Requirement:
Your task is to copy the material exactly.

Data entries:

..............................

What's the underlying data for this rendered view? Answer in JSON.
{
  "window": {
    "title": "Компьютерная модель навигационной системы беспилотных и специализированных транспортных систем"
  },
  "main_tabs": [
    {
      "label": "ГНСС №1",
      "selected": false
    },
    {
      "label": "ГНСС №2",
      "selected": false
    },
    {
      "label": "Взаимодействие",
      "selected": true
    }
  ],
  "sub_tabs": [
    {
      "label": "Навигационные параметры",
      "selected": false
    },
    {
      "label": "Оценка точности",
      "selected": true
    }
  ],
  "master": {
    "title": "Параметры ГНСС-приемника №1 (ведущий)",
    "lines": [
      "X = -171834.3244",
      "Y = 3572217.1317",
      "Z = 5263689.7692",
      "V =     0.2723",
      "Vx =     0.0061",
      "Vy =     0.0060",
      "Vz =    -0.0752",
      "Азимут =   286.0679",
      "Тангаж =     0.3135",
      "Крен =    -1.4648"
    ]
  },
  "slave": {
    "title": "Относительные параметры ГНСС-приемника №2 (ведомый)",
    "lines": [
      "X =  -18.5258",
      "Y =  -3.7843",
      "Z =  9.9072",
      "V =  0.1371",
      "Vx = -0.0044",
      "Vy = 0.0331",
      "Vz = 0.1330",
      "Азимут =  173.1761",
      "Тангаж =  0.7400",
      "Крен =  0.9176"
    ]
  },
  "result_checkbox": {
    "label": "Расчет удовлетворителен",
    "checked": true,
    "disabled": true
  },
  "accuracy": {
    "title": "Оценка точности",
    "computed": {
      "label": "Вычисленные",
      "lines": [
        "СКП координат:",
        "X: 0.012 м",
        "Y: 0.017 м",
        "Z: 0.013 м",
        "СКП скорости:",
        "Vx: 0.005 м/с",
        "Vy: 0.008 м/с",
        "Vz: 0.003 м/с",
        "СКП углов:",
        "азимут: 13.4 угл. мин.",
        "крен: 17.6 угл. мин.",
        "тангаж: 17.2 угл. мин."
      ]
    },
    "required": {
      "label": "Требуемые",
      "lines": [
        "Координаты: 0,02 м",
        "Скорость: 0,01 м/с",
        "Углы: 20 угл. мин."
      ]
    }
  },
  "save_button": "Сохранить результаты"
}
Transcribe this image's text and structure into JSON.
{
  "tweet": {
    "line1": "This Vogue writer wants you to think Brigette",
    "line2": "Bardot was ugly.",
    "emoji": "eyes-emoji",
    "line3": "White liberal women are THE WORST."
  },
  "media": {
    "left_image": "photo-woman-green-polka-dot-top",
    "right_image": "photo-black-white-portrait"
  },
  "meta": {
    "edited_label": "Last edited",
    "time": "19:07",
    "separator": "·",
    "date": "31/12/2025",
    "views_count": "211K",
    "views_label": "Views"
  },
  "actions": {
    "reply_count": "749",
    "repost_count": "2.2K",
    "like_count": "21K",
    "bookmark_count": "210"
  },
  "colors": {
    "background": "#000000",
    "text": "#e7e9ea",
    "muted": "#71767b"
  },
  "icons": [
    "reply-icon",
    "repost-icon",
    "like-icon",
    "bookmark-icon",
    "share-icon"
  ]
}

..............................

Response to this exercise:
What's the underlying data for this rendered view? Answer in JSON.
{
  "window": {
    "title": "Компьютерная модель навигационной системы беспилотных и специализированных транспортных систем"
  },
  "main_tabs": [
    {
      "label": "ГНСС №1",
      "selected": false
    },
    {
      "label": "ГНСС №2",
      "selected": false
    },
    {
      "label": "Взаимодействие",
      "selected": true
    }
  ],
  "sub_tabs": [
    {
      "label": "Навигационные параметры",
      "selected": false
    },
    {
      "label": "Оценка точности",
      "selected": true
    }
  ],
  "master": {
    "title": "Параметры ГНСС-приемника №1 (ведущий)",
    "lines": [
      "X = -171834.3244",
      "Y = 3572217.1317",
      "Z = 5263689.7692",
      "V =     0.2723",
      "Vx =     0.0061",
      "Vy =     0.0060",
      "Vz =    -0.0752",
      "Азимут =   286.0679",
      "Тангаж =     0.3135",
      "Крен =    -1.4648"
    ]
  },
  "slave": {
    "title": "Относительные параметры ГНСС-приемника №2 (ведомый)",
    "lines": [
      "X =  -18.5258",
      "Y =  -3.7843",
      "Z =  9.9072",
      "V =  0.1371",
      "Vx = -0.0044",
      "Vy = 0.0331",
      "Vz = 0.1330",
      "Азимут =  173.1761",
      "Тангаж =  0.7400",
      "Крен =  0.9176"
    ]
  },
  "result_checkbox": {
    "label": "Расчет удовлетворителен",
    "checked": true,
    "disabled": true
  },
  "accuracy": {
    "title": "Оценка точности",
    "computed": {
      "label": "Вычисленные",
      "lines": [
        "СКП координат:",
        "X: 0.012 м",
        "Y: 0.017 м",
        "Z: 0.013 м",
        "СКП скорости:",
        "Vx: 0.005 м/с",
        "Vy: 0.008 м/с",
        "Vz: 0.003 м/с",
        "СКП углов:",
        "азимут: 13.4 угл. мин.",
        "крен: 17.6 угл. мин.",
        "тангаж: 17.2 угл. мин."
      ]
    },
    "required": {
      "label": "Требуемые",
      "lines": [
        "Координаты: 0,02 м",
        "Скорость: 0,01 м/с",
        "Углы: 20 угл. мин."
      ]
    }
  },
  "save_button": "Сохранить результаты"
}
Transcribe this image's text and structure into JSON.
{
  "tweet": {
    "line1": "This Vogue writer wants you to think Brigette",
    "line2": "Bardot was ugly.",
    "emoji": "eyes-emoji",
    "line3": "White liberal women are THE WORST."
  },
  "media": {
    "left_image": "photo-woman-green-polka-dot-top",
    "right_image": "photo-black-white-portrait"
  },
  "meta": {
    "edited_label": "Last edited",
    "time": "19:07",
    "separator": "·",
    "date": "31/12/2025",
    "views_count": "211K",
    "views_label": "Views"
  },
  "actions": {
    "reply_count": "749",
    "repost_count": "2.2K",
    "like_count": "21K",
    "bookmark_count": "210"
  },
  "colors": {
    "background": "#000000",
    "text": "#e7e9ea",
    "muted": "#71767b"
  },
  "icons": [
    "reply-icon",
    "repost-icon",
    "like-icon",
    "bookmark-icon",
    "share-icon"
  ]
}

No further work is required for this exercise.